Output all lines exactly, with nothing added or dropped.

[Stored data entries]
** Begin **

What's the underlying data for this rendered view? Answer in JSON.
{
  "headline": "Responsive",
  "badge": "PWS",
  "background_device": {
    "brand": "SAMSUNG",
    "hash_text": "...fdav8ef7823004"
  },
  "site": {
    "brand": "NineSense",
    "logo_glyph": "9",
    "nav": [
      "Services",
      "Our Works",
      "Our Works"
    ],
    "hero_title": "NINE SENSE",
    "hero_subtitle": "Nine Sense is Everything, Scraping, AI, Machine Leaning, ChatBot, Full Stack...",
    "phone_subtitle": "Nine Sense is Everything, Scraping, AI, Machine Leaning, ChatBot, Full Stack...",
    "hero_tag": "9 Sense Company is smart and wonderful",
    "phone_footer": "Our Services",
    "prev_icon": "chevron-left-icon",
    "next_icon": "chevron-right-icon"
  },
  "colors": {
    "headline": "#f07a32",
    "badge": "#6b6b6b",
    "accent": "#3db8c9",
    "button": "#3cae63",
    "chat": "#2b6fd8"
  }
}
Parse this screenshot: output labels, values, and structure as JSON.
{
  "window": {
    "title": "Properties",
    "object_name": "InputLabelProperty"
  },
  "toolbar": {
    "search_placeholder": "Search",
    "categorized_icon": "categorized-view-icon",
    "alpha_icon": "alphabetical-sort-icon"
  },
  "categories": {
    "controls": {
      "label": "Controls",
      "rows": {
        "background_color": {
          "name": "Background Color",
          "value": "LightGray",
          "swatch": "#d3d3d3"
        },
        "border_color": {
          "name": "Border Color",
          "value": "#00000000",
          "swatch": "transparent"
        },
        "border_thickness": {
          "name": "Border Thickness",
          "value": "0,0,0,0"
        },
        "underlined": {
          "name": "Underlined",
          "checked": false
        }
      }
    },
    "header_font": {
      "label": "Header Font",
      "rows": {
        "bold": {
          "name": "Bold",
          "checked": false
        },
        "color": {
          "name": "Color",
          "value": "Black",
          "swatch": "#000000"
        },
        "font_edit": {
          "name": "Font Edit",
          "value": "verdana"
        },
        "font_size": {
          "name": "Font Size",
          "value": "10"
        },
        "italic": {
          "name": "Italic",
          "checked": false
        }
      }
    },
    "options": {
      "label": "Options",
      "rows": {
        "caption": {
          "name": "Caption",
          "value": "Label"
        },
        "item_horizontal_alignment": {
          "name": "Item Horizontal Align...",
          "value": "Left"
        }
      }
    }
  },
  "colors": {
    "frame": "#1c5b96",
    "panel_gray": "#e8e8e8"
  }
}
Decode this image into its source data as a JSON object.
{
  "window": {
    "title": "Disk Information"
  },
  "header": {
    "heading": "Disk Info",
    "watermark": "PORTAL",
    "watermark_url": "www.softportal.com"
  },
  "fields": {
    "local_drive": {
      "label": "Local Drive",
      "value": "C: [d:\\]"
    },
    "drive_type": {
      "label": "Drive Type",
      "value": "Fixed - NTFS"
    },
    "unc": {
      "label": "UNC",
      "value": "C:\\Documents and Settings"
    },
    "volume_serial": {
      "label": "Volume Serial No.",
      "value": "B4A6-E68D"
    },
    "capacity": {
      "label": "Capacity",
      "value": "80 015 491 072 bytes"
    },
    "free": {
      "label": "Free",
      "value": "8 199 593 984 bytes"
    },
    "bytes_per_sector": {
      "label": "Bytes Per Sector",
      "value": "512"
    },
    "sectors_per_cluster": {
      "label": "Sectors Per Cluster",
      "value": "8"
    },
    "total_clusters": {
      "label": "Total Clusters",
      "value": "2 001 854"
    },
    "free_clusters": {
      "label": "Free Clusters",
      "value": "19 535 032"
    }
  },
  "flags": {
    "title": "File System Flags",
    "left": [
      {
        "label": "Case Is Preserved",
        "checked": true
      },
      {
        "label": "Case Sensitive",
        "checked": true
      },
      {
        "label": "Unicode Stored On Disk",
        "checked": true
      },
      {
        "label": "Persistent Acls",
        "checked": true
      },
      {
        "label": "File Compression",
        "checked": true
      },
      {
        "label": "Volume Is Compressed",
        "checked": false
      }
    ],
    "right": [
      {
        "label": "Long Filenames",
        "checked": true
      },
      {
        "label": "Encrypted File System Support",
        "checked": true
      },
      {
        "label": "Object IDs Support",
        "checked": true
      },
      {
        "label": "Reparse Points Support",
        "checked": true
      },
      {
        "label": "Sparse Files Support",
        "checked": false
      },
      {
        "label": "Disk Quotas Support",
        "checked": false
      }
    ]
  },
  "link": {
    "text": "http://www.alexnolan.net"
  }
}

** End **

- [Reply]
What's the underlying data for this rendered view? Answer in JSON.
{
  "headline": "Responsive",
  "badge": "PWS",
  "background_device": {
    "brand": "SAMSUNG",
    "hash_text": "...fdav8ef7823004"
  },
  "site": {
    "brand": "NineSense",
    "logo_glyph": "9",
    "nav": [
      "Services",
      "Our Works",
      "Our Works"
    ],
    "hero_title": "NINE SENSE",
    "hero_subtitle": "Nine Sense is Everything, Scraping, AI, Machine Leaning, ChatBot, Full Stack...",
    "phone_subtitle": "Nine Sense is Everything, Scraping, AI, Machine Leaning, ChatBot, Full Stack...",
    "hero_tag": "9 Sense Company is smart and wonderful",
    "phone_footer": "Our Services",
    "prev_icon": "chevron-left-icon",
    "next_icon": "chevron-right-icon"
  },
  "colors": {
    "headline": "#f07a32",
    "badge": "#6b6b6b",
    "accent": "#3db8c9",
    "button": "#3cae63",
    "chat": "#2b6fd8"
  }
}
Parse this screenshot: output labels, values, and structure as JSON.
{
  "window": {
    "title": "Properties",
    "object_name": "InputLabelProperty"
  },
  "toolbar": {
    "search_placeholder": "Search",
    "categorized_icon": "categorized-view-icon",
    "alpha_icon": "alphabetical-sort-icon"
  },
  "categories": {
    "controls": {
      "label": "Controls",
      "rows": {
        "background_color": {
          "name": "Background Color",
          "value": "LightGray",
          "swatch": "#d3d3d3"
        },
        "border_color": {
          "name": "Border Color",
          "value": "#00000000",
          "swatch": "transparent"
        },
        "border_thickness": {
          "name": "Border Thickness",
          "value": "0,0,0,0"
        },
        "underlined": {
          "name": "Underlined",
          "checked": false
        }
      }
    },
    "header_font": {
      "label": "Header Font",
      "rows": {
        "bold": {
          "name": "Bold",
          "checked": false
        },
        "color": {
          "name": "Color",
          "value": "Black",
          "swatch": "#000000"
        },
        "font_edit": {
          "name": "Font Edit",
          "value": "verdana"
        },
        "font_size": {
          "name": "Font Size",
          "value": "10"
        },
        "italic": {
          "name": "Italic",
          "checked": false
        }
      }
    },
    "options": {
      "label": "Options",
      "rows": {
        "caption": {
          "name": "Caption",
          "value": "Label"
        },
        "item_horizontal_alignment": {
          "name": "Item Horizontal Align...",
          "value": "Left"
        }
      }
    }
  },
  "colors": {
    "frame": "#1c5b96",
    "panel_gray": "#e8e8e8"
  }
}
Decode this image into its source data as a JSON object.
{
  "window": {
    "title": "Disk Information"
  },
  "header": {
    "heading": "Disk Info",
    "watermark": "PORTAL",
    "watermark_url": "www.softportal.com"
  },
  "fields": {
    "local_drive": {
      "label": "Local Drive",
      "value": "C: [d:\\]"
    },
    "drive_type": {
      "label": "Drive Type",
      "value": "Fixed - NTFS"
    },
    "unc": {
      "label": "UNC",
      "value": "C:\\Documents and Settings"
    },
    "volume_serial": {
      "label": "Volume Serial No.",
      "value": "B4A6-E68D"
    },
    "capacity": {
      "label": "Capacity",
      "value": "80 015 491 072 bytes"
    },
    "free": {
      "label": "Free",
      "value": "8 199 593 984 bytes"
    },
    "bytes_per_sector": {
      "label": "Bytes Per Sector",
      "value": "512"
    },
    "sectors_per_cluster": {
      "label": "Sectors Per Cluster",
      "value": "8"
    },
    "total_clusters": {
      "label": "Total Clusters",
      "value": "2 001 854"
    },
    "free_clusters": {
      "label": "Free Clusters",
      "value": "19 535 032"
    }
  },
  "flags": {
    "title": "File System Flags",
    "left": [
      {
        "label": "Case Is Preserved",
        "checked": true
      },
      {
        "label": "Case Sensitive",
        "checked": true
      },
      {
        "label": "Unicode Stored On Disk",
        "checked": true
      },
      {
        "label": "Persistent Acls",
        "checked": true
      },
      {
        "label": "File Compression",
        "checked": true
      },
      {
        "label": "Volume Is Compressed",
        "checked": false
      }
    ],
    "right": [
      {
        "label": "Long Filenames",
        "checked": true
      },
      {
        "label": "Encrypted File System Support",
        "checked": true
      },
      {
        "label": "Object IDs Support",
        "checked": true
      },
      {
        "label": "Reparse Points Support",
        "checked": true
      },
      {
        "label": "Sparse Files Support",
        "checked": false
      },
      {
        "label": "Disk Quotas Support",
        "checked": false
      }
    ]
  },
  "link": {
    "text": "http://www.alexnolan.net"
  }
}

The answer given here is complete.